Problem description: Write out the listing below in full and exactly, leaving out every picture.

-----

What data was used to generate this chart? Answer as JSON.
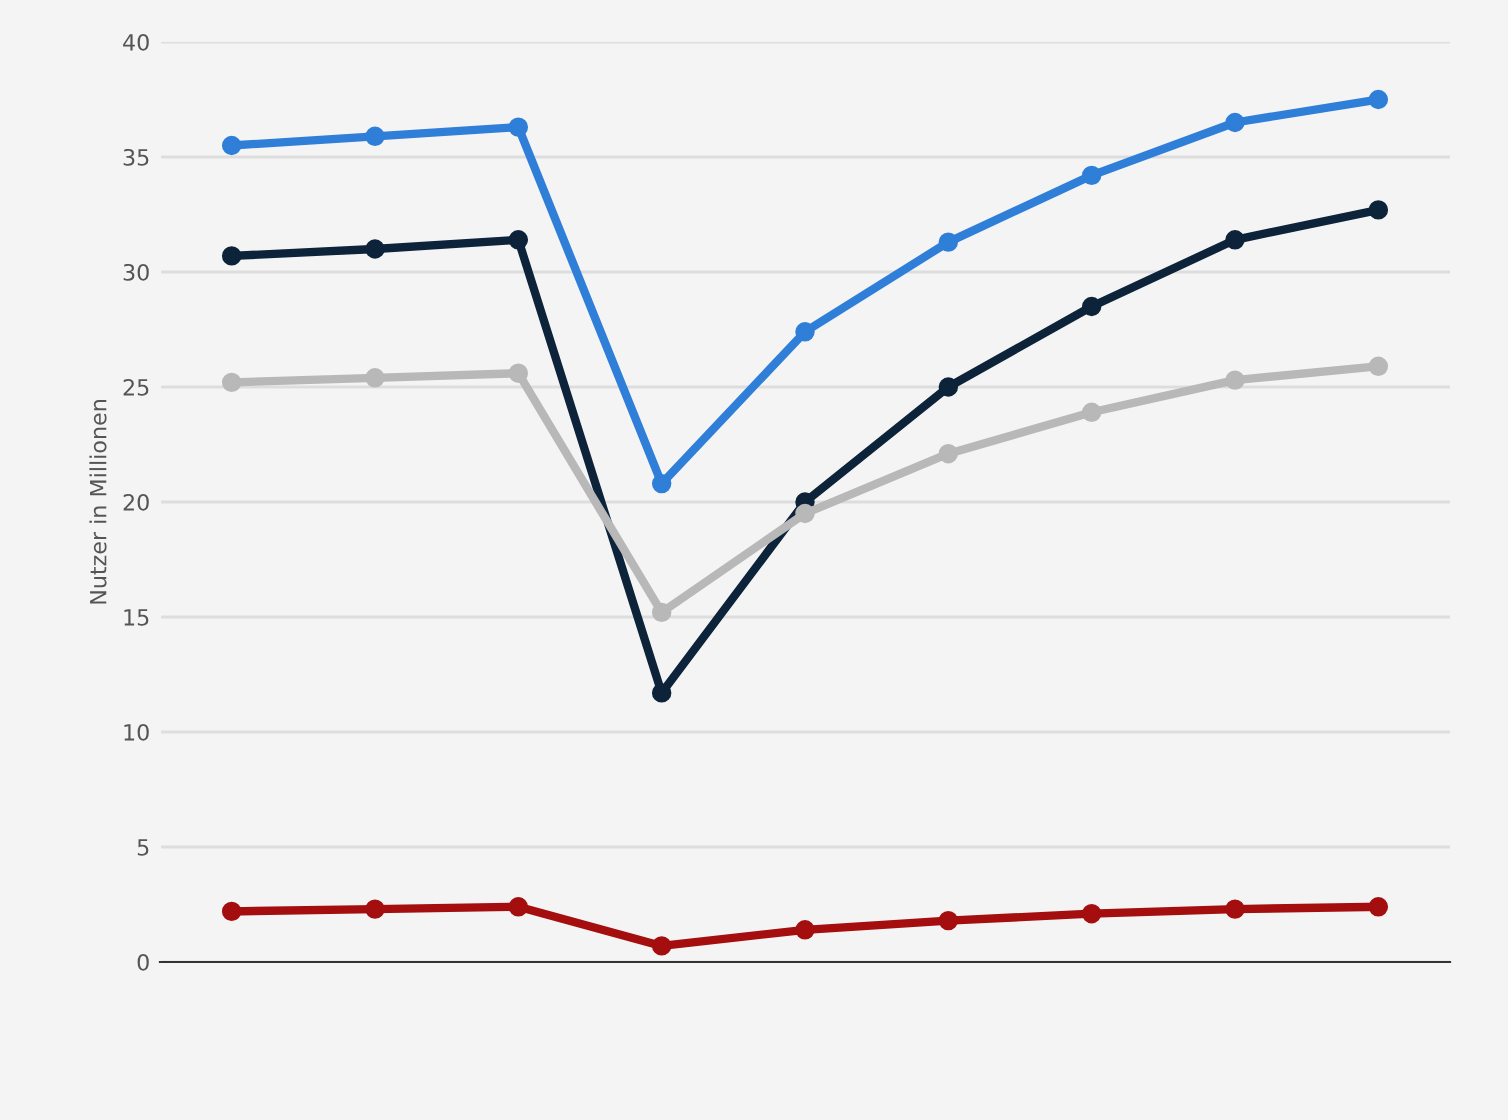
{
  "chart_data": {
    "type": "line",
    "ylabel": "Nutzer in Millionen",
    "categories": [
      null,
      null,
      null,
      null,
      null,
      null,
      null,
      null,
      null
    ],
    "series": [
      {
        "color": "#2f7ed8",
        "values": [
          35.5,
          35.9,
          36.3,
          20.8,
          27.4,
          31.3,
          34.2,
          36.5,
          37.5
        ]
      },
      {
        "color": "#0d233a",
        "values": [
          30.7,
          31.0,
          31.4,
          11.7,
          20.0,
          25.0,
          28.5,
          31.4,
          32.7
        ]
      },
      {
        "color": "#b8b8b8",
        "values": [
          25.2,
          25.4,
          25.6,
          15.2,
          19.5,
          22.1,
          23.9,
          25.3,
          25.9
        ]
      },
      {
        "color": "#a40e0e",
        "values": [
          2.2,
          2.3,
          2.4,
          0.7,
          1.4,
          1.8,
          2.1,
          2.3,
          2.4
        ]
      }
    ],
    "ylim": [
      0,
      40
    ],
    "yticks": [
      0,
      5,
      10,
      15,
      20,
      25,
      30,
      35,
      40
    ],
    "grid": "y",
    "tick_labels": "y",
    "marker": "circle",
    "line_style": "solid",
    "legend": false
  }
}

-----

Task answer:
What data was used to generate this chart? Answer as JSON.
{
  "chart_data": {
    "type": "line",
    "ylabel": "Nutzer in Millionen",
    "categories": [
      null,
      null,
      null,
      null,
      null,
      null,
      null,
      null,
      null
    ],
    "series": [
      {
        "color": "#2f7ed8",
        "values": [
          35.5,
          35.9,
          36.3,
          20.8,
          27.4,
          31.3,
          34.2,
          36.5,
          37.5
        ]
      },
      {
        "color": "#0d233a",
        "values": [
          30.7,
          31.0,
          31.4,
          11.7,
          20.0,
          25.0,
          28.5,
          31.4,
          32.7
        ]
      },
      {
        "color": "#b8b8b8",
        "values": [
          25.2,
          25.4,
          25.6,
          15.2,
          19.5,
          22.1,
          23.9,
          25.3,
          25.9
        ]
      },
      {
        "color": "#a40e0e",
        "values": [
          2.2,
          2.3,
          2.4,
          0.7,
          1.4,
          1.8,
          2.1,
          2.3,
          2.4
        ]
      }
    ],
    "ylim": [
      0,
      40
    ],
    "yticks": [
      0,
      5,
      10,
      15,
      20,
      25,
      30,
      35,
      40
    ],
    "grid": "y",
    "tick_labels": "y",
    "marker": "circle",
    "line_style": "solid",
    "legend": false
  }
}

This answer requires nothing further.